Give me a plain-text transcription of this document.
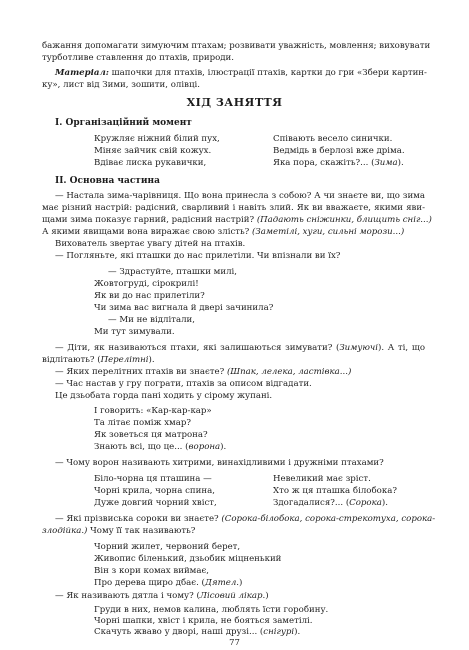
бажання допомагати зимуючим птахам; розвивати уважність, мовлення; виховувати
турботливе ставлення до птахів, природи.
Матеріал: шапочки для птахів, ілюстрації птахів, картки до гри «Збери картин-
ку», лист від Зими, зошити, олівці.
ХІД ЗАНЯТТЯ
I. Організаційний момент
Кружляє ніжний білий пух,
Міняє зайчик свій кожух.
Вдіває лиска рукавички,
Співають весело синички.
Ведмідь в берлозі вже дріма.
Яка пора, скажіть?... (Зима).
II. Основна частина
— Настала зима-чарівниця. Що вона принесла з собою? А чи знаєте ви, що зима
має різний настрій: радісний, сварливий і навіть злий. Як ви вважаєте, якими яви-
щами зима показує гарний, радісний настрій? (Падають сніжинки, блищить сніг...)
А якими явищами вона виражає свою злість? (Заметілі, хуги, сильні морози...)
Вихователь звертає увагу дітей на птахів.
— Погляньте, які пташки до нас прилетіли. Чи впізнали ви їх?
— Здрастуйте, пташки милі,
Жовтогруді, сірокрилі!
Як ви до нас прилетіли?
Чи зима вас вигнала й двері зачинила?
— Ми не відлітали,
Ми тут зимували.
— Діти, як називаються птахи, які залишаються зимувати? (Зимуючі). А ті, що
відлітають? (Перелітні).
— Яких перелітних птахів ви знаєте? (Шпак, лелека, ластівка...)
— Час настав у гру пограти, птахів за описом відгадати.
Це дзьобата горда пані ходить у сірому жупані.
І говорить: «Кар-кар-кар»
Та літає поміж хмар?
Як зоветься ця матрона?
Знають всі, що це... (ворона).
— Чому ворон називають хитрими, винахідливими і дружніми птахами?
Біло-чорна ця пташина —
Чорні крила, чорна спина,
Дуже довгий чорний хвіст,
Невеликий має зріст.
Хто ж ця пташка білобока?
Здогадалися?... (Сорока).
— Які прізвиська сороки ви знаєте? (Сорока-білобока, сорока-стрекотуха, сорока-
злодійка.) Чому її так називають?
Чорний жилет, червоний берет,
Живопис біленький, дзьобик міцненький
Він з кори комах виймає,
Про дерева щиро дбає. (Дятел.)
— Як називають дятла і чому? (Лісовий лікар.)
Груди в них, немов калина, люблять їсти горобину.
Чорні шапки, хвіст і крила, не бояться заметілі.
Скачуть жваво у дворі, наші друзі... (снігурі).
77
■ ■ ■ ■ ■
Goal
Pick out every line above that holds the word "хвіст" and copy it.

Exercise result
Дуже довгий чорний хвіст,
Чорні шапки, хвіст і крила, не бояться заметілі.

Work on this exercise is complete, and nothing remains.